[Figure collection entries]
◆ ◆ ◆

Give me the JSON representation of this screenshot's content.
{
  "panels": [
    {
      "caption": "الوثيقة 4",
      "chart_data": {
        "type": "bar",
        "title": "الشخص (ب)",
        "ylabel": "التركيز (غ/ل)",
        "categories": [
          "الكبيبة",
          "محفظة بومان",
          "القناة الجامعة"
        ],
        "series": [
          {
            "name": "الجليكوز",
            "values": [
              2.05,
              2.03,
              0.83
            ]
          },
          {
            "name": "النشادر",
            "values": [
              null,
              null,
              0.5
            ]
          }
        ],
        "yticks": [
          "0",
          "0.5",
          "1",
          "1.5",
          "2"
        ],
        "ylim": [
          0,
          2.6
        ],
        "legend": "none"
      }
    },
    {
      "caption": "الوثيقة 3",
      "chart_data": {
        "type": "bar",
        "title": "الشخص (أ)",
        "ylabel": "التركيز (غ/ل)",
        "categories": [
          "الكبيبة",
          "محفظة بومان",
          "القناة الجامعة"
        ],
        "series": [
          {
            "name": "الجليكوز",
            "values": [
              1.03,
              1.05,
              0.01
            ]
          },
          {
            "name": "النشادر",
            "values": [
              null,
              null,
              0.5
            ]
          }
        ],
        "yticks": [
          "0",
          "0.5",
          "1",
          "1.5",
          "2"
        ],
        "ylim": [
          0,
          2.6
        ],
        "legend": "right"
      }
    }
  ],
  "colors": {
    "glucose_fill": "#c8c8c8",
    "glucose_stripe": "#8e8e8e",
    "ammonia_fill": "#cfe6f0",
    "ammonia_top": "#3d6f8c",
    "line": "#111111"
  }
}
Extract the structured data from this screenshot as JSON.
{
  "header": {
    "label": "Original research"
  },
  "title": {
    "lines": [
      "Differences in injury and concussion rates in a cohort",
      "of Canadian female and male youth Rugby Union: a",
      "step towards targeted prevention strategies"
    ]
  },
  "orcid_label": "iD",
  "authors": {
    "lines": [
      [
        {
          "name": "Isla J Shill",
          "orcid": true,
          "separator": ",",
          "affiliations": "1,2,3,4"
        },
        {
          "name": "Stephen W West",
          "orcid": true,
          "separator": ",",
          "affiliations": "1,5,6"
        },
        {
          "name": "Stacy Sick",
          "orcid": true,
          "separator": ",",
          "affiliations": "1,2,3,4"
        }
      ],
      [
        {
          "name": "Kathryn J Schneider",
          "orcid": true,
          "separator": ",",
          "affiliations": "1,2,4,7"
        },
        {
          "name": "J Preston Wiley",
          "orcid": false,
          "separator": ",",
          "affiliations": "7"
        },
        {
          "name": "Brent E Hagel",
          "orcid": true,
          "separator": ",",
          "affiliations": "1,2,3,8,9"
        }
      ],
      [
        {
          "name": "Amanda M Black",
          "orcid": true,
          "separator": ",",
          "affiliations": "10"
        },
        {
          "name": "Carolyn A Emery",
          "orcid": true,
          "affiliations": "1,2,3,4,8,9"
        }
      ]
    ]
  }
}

◆ ◆ ◆

**Problem**
Above are some records; repeat all of them exactly.

**Exercise solution**
Give me the JSON representation of this screenshot's content.
{
  "panels": [
    {
      "caption": "الوثيقة 4",
      "chart_data": {
        "type": "bar",
        "title": "الشخص (ب)",
        "ylabel": "التركيز (غ/ل)",
        "categories": [
          "الكبيبة",
          "محفظة بومان",
          "القناة الجامعة"
        ],
        "series": [
          {
            "name": "الجليكوز",
            "values": [
              2.05,
              2.03,
              0.83
            ]
          },
          {
            "name": "النشادر",
            "values": [
              null,
              null,
              0.5
            ]
          }
        ],
        "yticks": [
          "0",
          "0.5",
          "1",
          "1.5",
          "2"
        ],
        "ylim": [
          0,
          2.6
        ],
        "legend": "none"
      }
    },
    {
      "caption": "الوثيقة 3",
      "chart_data": {
        "type": "bar",
        "title": "الشخص (أ)",
        "ylabel": "التركيز (غ/ل)",
        "categories": [
          "الكبيبة",
          "محفظة بومان",
          "القناة الجامعة"
        ],
        "series": [
          {
            "name": "الجليكوز",
            "values": [
              1.03,
              1.05,
              0.01
            ]
          },
          {
            "name": "النشادر",
            "values": [
              null,
              null,
              0.5
            ]
          }
        ],
        "yticks": [
          "0",
          "0.5",
          "1",
          "1.5",
          "2"
        ],
        "ylim": [
          0,
          2.6
        ],
        "legend": "right"
      }
    }
  ],
  "colors": {
    "glucose_fill": "#c8c8c8",
    "glucose_stripe": "#8e8e8e",
    "ammonia_fill": "#cfe6f0",
    "ammonia_top": "#3d6f8c",
    "line": "#111111"
  }
}
Extract the structured data from this screenshot as JSON.
{
  "header": {
    "label": "Original research"
  },
  "title": {
    "lines": [
      "Differences in injury and concussion rates in a cohort",
      "of Canadian female and male youth Rugby Union: a",
      "step towards targeted prevention strategies"
    ]
  },
  "orcid_label": "iD",
  "authors": {
    "lines": [
      [
        {
          "name": "Isla J Shill",
          "orcid": true,
          "separator": ",",
          "affiliations": "1,2,3,4"
        },
        {
          "name": "Stephen W West",
          "orcid": true,
          "separator": ",",
          "affiliations": "1,5,6"
        },
        {
          "name": "Stacy Sick",
          "orcid": true,
          "separator": ",",
          "affiliations": "1,2,3,4"
        }
      ],
      [
        {
          "name": "Kathryn J Schneider",
          "orcid": true,
          "separator": ",",
          "affiliations": "1,2,4,7"
        },
        {
          "name": "J Preston Wiley",
          "orcid": false,
          "separator": ",",
          "affiliations": "7"
        },
        {
          "name": "Brent E Hagel",
          "orcid": true,
          "separator": ",",
          "affiliations": "1,2,3,8,9"
        }
      ],
      [
        {
          "name": "Amanda M Black",
          "orcid": true,
          "separator": ",",
          "affiliations": "10"
        },
        {
          "name": "Carolyn A Emery",
          "orcid": true,
          "affiliations": "1,2,3,4,8,9"
        }
      ]
    ]
  }
}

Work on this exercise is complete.